* Problem requirements: Lines holding the string "则全红婵与她在水中的像的距离为" are the ones to copy from this listing.

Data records
● ● ● ●

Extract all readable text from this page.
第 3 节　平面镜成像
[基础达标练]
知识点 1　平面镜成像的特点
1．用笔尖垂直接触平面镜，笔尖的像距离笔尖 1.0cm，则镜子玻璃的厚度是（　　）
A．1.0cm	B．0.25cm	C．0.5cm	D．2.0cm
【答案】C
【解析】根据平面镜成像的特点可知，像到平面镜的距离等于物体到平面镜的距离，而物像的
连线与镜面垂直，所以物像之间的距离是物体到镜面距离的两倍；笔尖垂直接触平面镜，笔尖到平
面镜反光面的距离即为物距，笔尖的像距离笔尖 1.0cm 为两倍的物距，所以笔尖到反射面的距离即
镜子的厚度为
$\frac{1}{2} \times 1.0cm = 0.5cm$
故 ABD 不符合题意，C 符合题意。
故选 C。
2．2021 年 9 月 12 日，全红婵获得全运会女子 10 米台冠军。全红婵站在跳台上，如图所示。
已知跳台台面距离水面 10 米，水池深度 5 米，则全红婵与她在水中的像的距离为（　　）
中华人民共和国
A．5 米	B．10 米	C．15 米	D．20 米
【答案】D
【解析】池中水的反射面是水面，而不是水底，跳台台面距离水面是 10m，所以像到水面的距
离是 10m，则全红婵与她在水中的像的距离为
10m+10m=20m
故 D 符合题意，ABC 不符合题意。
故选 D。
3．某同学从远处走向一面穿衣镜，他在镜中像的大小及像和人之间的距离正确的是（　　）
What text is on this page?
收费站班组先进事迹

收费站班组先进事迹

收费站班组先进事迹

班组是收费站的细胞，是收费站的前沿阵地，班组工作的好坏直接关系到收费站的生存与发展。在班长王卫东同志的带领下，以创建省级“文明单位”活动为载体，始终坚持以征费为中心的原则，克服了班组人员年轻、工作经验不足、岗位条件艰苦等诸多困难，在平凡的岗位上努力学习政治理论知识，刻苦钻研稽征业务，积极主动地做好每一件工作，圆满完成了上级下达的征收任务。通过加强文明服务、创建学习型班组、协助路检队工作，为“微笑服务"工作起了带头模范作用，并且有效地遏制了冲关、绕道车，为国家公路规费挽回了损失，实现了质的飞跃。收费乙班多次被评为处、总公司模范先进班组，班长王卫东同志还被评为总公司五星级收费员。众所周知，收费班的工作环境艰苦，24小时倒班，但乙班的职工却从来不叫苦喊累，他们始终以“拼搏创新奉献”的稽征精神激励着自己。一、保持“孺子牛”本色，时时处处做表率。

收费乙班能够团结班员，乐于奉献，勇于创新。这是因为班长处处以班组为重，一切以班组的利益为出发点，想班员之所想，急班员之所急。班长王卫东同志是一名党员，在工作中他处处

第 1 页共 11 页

● ● ● ●

* Complete answer:
已知跳台台面距离水面 10 米，水池深度 5 米，则全红婵与她在水中的像的距离为（　　）
离是 10m，则全红婵与她在水中的像的距离为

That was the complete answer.